Direction
Check each line of the listing below for the word "PUAJC" and say how many lines have it. Nothing else should be written.

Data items
▬▬▬▬▬▬

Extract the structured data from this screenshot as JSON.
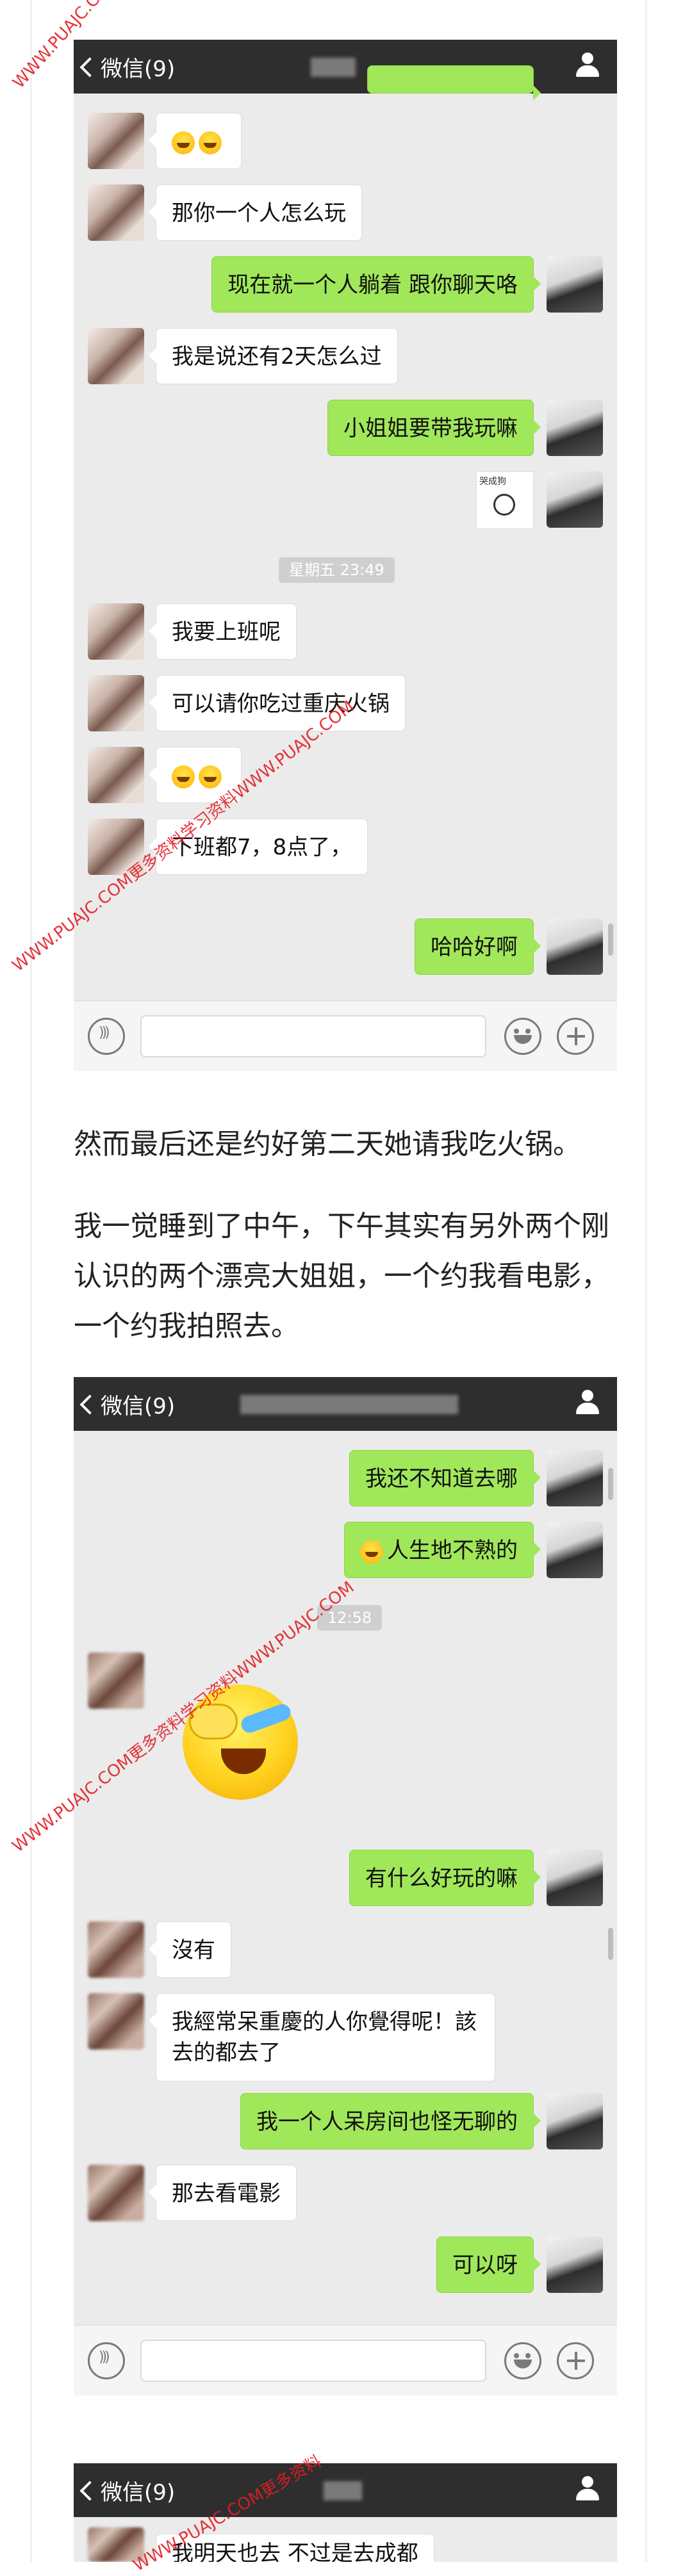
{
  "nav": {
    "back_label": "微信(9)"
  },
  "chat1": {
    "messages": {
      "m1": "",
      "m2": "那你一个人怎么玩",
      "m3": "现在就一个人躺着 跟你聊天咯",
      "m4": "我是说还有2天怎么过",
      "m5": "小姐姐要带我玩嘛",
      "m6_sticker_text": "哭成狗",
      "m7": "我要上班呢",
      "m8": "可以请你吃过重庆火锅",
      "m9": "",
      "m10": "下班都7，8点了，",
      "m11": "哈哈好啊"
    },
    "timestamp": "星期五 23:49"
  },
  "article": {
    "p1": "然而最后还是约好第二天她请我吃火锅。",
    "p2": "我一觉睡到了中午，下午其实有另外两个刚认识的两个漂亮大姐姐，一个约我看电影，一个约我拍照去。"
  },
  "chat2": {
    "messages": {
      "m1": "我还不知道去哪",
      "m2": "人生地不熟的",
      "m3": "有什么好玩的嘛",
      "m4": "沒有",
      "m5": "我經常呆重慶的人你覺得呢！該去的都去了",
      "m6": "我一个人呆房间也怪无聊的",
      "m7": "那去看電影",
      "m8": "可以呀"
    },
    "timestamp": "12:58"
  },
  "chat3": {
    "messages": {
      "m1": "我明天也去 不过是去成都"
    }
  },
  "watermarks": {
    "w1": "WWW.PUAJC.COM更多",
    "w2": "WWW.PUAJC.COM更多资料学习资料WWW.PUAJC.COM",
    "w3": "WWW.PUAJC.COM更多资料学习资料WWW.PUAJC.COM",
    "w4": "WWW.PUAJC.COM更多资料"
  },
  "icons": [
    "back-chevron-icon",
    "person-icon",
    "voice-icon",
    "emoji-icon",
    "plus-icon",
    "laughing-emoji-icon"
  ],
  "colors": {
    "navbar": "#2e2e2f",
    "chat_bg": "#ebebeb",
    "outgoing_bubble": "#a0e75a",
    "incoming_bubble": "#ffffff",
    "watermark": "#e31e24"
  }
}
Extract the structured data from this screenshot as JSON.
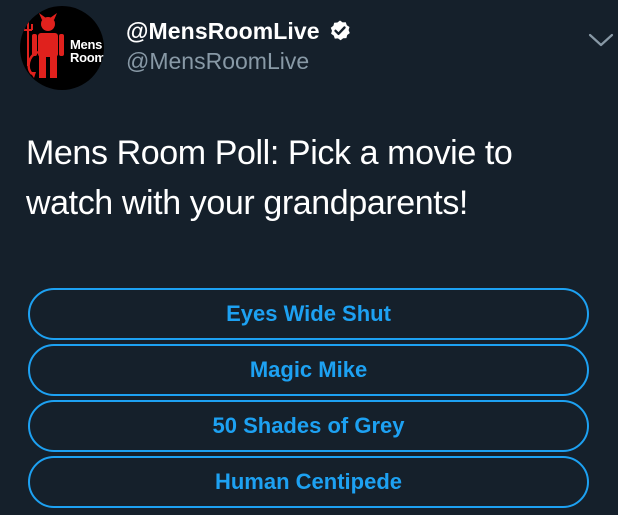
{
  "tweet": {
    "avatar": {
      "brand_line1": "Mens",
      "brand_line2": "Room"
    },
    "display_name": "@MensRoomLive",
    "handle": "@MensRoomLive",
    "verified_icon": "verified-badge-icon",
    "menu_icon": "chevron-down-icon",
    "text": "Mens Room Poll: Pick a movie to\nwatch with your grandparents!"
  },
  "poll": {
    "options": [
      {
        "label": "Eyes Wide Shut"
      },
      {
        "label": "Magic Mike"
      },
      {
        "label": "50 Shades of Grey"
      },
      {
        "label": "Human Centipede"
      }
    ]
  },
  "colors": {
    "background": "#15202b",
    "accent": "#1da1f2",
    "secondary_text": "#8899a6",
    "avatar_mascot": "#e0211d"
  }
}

▬▬▬▬▬▬

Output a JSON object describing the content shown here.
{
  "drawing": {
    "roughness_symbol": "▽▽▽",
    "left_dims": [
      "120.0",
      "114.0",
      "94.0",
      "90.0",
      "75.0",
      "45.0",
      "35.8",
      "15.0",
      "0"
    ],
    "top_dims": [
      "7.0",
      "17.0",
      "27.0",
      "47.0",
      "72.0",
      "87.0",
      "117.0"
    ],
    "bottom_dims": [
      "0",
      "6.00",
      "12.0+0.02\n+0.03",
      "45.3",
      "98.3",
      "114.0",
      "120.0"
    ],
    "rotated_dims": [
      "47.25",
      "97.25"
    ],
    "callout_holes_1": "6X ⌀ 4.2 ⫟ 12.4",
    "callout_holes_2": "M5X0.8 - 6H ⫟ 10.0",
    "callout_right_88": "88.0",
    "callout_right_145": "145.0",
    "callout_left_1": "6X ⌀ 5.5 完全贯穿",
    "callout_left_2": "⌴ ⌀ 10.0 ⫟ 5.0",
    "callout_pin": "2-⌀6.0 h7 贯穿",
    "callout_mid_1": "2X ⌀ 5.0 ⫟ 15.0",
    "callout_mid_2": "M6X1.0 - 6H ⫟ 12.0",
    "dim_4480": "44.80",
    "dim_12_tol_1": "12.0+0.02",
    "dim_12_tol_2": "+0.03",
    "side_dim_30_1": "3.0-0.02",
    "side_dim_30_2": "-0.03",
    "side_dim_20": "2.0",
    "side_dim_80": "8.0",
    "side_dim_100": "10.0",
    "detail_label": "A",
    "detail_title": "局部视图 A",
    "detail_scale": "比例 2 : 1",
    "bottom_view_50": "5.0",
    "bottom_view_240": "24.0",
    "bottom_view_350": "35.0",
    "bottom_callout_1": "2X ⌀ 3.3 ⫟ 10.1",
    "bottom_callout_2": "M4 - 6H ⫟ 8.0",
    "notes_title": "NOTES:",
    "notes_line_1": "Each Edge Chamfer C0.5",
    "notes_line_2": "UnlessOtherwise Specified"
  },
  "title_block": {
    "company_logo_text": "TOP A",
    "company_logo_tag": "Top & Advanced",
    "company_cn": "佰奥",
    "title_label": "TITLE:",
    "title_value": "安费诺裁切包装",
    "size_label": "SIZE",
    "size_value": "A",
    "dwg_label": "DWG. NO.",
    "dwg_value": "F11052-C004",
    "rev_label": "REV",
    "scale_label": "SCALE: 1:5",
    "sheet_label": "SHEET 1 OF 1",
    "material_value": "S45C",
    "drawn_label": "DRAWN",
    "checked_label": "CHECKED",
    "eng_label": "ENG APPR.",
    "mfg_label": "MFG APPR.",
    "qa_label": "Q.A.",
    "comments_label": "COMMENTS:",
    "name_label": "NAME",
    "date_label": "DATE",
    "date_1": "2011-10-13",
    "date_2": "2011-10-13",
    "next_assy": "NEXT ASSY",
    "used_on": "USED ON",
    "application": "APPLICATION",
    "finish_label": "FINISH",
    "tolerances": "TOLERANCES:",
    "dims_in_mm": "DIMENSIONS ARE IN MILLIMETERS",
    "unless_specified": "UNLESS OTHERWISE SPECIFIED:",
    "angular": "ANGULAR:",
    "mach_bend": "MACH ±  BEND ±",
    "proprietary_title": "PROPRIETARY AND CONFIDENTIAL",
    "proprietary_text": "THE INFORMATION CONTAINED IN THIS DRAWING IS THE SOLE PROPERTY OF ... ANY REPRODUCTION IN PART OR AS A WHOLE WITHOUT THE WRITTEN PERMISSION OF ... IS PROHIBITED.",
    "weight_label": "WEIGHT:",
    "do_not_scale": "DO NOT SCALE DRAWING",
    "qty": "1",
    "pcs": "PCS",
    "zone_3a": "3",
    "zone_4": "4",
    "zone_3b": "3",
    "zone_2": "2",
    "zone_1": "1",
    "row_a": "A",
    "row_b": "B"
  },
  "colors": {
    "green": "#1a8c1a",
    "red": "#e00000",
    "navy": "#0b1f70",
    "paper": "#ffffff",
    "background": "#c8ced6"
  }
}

▬▬▬▬▬▬

Response to this task
4